_SUPPLIED MATERIAL_
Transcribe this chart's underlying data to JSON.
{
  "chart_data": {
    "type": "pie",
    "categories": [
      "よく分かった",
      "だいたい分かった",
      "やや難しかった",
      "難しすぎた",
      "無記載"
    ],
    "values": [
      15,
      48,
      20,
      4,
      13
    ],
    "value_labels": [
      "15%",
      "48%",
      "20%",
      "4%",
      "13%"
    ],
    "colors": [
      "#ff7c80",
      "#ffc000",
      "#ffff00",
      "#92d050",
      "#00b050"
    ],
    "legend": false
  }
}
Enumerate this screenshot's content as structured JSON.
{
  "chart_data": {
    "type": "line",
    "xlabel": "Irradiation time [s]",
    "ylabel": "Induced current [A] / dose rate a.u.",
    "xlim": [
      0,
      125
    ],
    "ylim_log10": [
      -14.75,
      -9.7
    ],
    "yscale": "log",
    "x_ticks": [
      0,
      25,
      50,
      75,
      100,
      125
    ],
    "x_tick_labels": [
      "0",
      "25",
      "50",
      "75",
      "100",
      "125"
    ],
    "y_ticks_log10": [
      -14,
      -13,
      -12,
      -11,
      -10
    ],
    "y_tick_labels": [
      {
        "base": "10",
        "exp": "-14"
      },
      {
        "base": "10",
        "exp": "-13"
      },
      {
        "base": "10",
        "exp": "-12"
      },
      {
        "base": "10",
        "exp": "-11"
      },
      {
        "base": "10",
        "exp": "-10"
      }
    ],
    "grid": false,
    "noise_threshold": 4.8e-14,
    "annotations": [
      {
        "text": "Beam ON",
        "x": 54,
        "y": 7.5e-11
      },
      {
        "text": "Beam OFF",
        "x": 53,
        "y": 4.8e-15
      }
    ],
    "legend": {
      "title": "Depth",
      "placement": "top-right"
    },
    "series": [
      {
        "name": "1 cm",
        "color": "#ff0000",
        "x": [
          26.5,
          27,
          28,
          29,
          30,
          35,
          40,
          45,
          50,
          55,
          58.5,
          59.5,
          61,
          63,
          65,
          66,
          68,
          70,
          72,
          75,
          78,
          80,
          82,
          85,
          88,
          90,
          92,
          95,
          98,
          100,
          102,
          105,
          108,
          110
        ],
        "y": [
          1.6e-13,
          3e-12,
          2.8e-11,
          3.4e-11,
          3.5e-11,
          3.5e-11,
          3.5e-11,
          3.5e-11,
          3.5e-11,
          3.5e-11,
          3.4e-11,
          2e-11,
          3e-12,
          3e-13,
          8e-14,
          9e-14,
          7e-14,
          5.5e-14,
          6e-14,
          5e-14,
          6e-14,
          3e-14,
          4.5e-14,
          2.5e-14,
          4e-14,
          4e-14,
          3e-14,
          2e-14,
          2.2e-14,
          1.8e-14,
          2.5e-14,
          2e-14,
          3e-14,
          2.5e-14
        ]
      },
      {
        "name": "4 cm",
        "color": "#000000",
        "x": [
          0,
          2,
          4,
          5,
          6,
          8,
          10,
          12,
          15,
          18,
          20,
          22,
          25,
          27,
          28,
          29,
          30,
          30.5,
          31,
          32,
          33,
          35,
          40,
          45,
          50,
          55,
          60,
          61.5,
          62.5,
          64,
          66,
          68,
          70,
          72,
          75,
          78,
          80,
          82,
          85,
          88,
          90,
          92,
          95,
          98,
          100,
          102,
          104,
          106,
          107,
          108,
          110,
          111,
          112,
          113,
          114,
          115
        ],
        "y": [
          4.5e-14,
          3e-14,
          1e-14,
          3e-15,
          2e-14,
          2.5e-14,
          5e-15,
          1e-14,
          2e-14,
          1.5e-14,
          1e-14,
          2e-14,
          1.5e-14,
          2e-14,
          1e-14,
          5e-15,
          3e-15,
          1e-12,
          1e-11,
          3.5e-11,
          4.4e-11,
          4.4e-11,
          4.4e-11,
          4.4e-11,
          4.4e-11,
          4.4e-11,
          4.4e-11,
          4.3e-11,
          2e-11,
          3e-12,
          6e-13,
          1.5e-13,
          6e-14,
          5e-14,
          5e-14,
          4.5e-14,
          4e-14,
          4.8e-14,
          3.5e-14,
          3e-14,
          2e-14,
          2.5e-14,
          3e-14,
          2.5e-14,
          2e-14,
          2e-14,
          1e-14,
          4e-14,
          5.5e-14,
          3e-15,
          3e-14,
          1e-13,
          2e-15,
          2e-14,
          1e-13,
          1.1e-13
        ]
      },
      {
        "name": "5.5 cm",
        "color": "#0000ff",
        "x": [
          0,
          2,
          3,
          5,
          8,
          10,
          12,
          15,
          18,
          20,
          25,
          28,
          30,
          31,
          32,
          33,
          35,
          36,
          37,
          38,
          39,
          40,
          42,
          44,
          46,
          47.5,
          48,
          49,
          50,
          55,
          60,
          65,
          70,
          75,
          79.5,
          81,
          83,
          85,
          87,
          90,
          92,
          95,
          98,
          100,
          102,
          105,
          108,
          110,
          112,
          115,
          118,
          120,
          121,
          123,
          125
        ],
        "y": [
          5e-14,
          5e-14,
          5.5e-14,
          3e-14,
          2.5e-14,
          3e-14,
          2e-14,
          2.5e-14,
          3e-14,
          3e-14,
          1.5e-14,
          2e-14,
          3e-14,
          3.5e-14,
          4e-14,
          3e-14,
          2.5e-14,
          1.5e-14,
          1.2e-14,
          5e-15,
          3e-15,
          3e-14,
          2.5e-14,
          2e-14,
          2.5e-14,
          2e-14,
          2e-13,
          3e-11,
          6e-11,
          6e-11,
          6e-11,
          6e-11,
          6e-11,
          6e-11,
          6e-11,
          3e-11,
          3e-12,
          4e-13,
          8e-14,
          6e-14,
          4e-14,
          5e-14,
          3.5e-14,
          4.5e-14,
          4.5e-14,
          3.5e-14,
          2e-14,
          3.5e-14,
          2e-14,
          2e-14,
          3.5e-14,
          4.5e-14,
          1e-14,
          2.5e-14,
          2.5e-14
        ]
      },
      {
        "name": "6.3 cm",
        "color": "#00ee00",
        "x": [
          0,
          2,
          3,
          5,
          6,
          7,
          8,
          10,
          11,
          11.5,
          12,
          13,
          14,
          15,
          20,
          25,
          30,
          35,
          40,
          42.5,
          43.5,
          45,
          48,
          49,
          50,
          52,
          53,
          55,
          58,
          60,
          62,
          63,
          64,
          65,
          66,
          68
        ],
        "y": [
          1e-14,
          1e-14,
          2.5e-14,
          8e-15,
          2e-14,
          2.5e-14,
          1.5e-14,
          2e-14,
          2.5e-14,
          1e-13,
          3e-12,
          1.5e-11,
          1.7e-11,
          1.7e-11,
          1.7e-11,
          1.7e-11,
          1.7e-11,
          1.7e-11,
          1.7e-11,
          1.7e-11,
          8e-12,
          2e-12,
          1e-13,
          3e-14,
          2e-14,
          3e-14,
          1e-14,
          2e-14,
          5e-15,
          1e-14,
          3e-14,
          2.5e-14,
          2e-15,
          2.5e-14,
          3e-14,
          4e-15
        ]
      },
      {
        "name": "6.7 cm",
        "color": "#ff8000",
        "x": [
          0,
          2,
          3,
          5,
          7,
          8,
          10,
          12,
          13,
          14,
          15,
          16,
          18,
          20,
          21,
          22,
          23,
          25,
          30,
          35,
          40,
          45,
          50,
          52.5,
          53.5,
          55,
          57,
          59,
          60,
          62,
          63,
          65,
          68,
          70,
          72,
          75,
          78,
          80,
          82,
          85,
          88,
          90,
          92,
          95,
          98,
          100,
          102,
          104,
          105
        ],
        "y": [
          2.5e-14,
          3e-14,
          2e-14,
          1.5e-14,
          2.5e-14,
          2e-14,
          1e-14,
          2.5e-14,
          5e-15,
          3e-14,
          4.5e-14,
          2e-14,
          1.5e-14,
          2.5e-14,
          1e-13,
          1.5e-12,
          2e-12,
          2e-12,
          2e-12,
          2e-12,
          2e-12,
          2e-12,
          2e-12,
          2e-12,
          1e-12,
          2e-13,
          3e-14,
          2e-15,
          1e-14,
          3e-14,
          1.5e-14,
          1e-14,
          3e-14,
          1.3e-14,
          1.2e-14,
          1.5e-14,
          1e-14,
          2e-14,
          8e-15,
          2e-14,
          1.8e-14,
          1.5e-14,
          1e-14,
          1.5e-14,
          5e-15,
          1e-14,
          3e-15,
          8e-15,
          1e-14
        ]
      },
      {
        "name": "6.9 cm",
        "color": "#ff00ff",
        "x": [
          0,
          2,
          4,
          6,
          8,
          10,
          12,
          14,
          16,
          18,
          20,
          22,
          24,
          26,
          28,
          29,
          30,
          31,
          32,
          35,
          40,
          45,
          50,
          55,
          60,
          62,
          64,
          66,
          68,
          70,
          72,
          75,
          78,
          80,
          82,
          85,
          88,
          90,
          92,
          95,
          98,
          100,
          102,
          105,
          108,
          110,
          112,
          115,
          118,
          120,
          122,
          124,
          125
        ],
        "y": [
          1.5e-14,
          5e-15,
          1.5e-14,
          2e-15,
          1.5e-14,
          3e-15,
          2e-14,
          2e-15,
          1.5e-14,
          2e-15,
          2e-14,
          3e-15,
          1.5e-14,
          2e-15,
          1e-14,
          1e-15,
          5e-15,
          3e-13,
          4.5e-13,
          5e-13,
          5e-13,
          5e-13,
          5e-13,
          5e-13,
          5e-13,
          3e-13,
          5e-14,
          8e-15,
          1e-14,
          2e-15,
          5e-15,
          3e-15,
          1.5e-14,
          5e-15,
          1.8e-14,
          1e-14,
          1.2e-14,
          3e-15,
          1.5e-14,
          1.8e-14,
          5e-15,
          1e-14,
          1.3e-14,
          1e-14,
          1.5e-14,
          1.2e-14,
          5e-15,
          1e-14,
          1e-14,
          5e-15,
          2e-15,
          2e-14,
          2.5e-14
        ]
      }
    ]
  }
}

_PROBLEM_
Collect each line of the entries that has the word "this", copying it in full.

_ANSWER FOR THE TASK_
Transcribe this chart's underlying data to JSON.
Enumerate this screenshot's content as structured JSON.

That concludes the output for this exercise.